EXERCISE DIRECTIONS
Every entry that follows should be reproduced exactly.

(Stored records)
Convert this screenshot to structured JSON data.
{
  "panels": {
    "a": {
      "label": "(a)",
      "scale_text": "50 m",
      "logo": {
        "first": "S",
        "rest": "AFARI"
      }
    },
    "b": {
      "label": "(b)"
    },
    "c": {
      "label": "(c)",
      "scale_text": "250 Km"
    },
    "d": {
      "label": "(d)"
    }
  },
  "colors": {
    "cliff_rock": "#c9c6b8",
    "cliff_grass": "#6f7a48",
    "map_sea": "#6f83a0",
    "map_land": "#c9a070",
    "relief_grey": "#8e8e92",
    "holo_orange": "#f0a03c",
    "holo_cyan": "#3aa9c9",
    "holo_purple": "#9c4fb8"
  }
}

RESPONSE TO THIS EXERCISE
Convert this screenshot to structured JSON data.
{
  "panels": {
    "a": {
      "label": "(a)",
      "scale_text": "50 m",
      "logo": {
        "first": "S",
        "rest": "AFARI"
      }
    },
    "b": {
      "label": "(b)"
    },
    "c": {
      "label": "(c)",
      "scale_text": "250 Km"
    },
    "d": {
      "label": "(d)"
    }
  },
  "colors": {
    "cliff_rock": "#c9c6b8",
    "cliff_grass": "#6f7a48",
    "map_sea": "#6f83a0",
    "map_land": "#c9a070",
    "relief_grey": "#8e8e92",
    "holo_orange": "#f0a03c",
    "holo_cyan": "#3aa9c9",
    "holo_purple": "#9c4fb8"
  }
}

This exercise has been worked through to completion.